-------- RECORDS PROVIDED
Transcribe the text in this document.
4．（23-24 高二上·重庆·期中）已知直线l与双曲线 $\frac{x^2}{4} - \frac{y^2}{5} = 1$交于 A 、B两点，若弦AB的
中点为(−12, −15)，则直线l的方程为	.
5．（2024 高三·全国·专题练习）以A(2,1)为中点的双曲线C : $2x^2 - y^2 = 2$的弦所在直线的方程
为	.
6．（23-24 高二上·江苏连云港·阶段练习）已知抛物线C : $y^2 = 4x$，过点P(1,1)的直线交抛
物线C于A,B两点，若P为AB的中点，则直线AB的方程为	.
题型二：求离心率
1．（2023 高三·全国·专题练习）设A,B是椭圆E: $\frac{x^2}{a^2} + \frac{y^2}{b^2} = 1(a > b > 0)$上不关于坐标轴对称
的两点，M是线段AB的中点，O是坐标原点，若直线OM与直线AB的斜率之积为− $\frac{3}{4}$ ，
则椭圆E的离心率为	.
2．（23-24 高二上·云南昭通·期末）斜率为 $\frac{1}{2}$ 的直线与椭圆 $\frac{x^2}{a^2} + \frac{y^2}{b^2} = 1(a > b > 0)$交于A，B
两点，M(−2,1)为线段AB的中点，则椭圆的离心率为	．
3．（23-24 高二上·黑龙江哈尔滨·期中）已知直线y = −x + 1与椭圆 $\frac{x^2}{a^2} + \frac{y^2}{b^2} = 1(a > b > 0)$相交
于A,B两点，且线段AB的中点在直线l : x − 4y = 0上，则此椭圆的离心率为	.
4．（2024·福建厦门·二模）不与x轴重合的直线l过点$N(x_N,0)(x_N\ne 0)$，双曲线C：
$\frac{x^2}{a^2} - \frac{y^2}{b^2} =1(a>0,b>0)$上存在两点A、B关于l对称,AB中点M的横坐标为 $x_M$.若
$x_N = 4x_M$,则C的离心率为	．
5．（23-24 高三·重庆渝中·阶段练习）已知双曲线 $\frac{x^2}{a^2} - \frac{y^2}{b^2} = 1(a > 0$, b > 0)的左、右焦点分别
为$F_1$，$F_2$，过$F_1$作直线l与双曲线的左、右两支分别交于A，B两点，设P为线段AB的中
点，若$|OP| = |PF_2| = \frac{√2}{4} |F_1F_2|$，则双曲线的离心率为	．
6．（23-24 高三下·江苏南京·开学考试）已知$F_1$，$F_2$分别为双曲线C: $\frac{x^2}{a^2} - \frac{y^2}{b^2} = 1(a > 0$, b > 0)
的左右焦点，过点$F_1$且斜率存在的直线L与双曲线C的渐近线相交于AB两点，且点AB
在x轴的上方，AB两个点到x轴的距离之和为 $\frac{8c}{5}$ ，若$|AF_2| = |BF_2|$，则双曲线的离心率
----------------
* JOB:
Output all of the material exactly as written.

* RIGHT ANSWER:
Transcribe the text in this document.
4．（23-24 高二上·重庆·期中）已知直线l与双曲线 $\frac{x^2}{4} - \frac{y^2}{5} = 1$交于 A 、B两点，若弦AB的
中点为(−12, −15)，则直线l的方程为	.
5．（2024 高三·全国·专题练习）以A(2,1)为中点的双曲线C : $2x^2 - y^2 = 2$的弦所在直线的方程
为	.
6．（23-24 高二上·江苏连云港·阶段练习）已知抛物线C : $y^2 = 4x$，过点P(1,1)的直线交抛
物线C于A,B两点，若P为AB的中点，则直线AB的方程为	.
题型二：求离心率
1．（2023 高三·全国·专题练习）设A,B是椭圆E: $\frac{x^2}{a^2} + \frac{y^2}{b^2} = 1(a > b > 0)$上不关于坐标轴对称
的两点，M是线段AB的中点，O是坐标原点，若直线OM与直线AB的斜率之积为− $\frac{3}{4}$ ，
则椭圆E的离心率为	.
2．（23-24 高二上·云南昭通·期末）斜率为 $\frac{1}{2}$ 的直线与椭圆 $\frac{x^2}{a^2} + \frac{y^2}{b^2} = 1(a > b > 0)$交于A，B
两点，M(−2,1)为线段AB的中点，则椭圆的离心率为	．
3．（23-24 高二上·黑龙江哈尔滨·期中）已知直线y = −x + 1与椭圆 $\frac{x^2}{a^2} + \frac{y^2}{b^2} = 1(a > b > 0)$相交
于A,B两点，且线段AB的中点在直线l : x − 4y = 0上，则此椭圆的离心率为	.
4．（2024·福建厦门·二模）不与x轴重合的直线l过点$N(x_N,0)(x_N\ne 0)$，双曲线C：
$\frac{x^2}{a^2} - \frac{y^2}{b^2} =1(a>0,b>0)$上存在两点A、B关于l对称,AB中点M的横坐标为 $x_M$.若
$x_N = 4x_M$,则C的离心率为	．
5．（23-24 高三·重庆渝中·阶段练习）已知双曲线 $\frac{x^2}{a^2} - \frac{y^2}{b^2} = 1(a > 0$, b > 0)的左、右焦点分别
为$F_1$，$F_2$，过$F_1$作直线l与双曲线的左、右两支分别交于A，B两点，设P为线段AB的中
点，若$|OP| = |PF_2| = \frac{√2}{4} |F_1F_2|$，则双曲线的离心率为	．
6．（23-24 高三下·江苏南京·开学考试）已知$F_1$，$F_2$分别为双曲线C: $\frac{x^2}{a^2} - \frac{y^2}{b^2} = 1(a > 0$, b > 0)
的左右焦点，过点$F_1$且斜率存在的直线L与双曲线C的渐近线相交于AB两点，且点AB
在x轴的上方，AB两个点到x轴的距离之和为 $\frac{8c}{5}$ ，若$|AF_2| = |BF_2|$，则双曲线的离心率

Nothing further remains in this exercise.